━━━━━ Input ━━━━━

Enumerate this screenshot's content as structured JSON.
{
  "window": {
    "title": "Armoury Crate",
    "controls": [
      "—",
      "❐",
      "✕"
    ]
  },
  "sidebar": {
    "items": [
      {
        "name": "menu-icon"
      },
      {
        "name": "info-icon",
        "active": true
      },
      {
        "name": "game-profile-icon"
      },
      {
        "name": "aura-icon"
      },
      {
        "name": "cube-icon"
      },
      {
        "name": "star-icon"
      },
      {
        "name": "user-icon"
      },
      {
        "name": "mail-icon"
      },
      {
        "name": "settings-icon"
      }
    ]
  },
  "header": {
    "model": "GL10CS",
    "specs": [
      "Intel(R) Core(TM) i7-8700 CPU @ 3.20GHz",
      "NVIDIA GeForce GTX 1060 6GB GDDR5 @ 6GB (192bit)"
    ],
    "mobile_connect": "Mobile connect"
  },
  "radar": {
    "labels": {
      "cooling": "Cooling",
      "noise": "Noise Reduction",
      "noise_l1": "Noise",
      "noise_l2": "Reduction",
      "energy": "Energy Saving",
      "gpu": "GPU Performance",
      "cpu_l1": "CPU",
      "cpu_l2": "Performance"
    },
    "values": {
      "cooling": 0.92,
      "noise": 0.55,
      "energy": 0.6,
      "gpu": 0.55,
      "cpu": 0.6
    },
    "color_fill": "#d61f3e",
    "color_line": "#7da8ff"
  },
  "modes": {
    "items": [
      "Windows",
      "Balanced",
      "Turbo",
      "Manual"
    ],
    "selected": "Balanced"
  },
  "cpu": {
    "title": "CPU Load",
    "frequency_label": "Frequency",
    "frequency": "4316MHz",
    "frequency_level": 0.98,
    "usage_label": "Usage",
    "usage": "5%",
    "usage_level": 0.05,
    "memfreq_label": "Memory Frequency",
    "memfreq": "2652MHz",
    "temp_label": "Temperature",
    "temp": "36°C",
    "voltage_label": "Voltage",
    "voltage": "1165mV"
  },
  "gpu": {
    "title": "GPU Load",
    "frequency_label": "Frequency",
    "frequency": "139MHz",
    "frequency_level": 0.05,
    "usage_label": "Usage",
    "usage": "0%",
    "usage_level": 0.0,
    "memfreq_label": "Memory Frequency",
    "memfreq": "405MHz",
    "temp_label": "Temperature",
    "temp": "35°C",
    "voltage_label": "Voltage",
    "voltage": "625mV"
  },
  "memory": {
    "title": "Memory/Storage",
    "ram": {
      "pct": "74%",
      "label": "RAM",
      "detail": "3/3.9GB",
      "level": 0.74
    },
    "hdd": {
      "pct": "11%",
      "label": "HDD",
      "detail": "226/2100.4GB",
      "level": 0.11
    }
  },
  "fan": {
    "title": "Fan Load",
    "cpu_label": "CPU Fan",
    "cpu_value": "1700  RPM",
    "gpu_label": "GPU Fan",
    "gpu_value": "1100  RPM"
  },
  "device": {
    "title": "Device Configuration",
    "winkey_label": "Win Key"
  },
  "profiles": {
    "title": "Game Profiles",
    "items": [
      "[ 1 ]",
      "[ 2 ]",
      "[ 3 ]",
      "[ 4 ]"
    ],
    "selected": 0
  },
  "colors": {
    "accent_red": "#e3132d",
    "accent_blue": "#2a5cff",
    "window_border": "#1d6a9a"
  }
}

━━━━━

• _Exercise instructions_:
Scan the listing above for the word "icon" and show each line where it is found.

• _Final answer_:
        "name": "menu-icon"
        "name": "info-icon",
        "name": "game-profile-icon"
        "name": "aura-icon"
        "name": "cube-icon"
        "name": "star-icon"
        "name": "user-icon"
        "name": "mail-icon"
        "name": "settings-icon"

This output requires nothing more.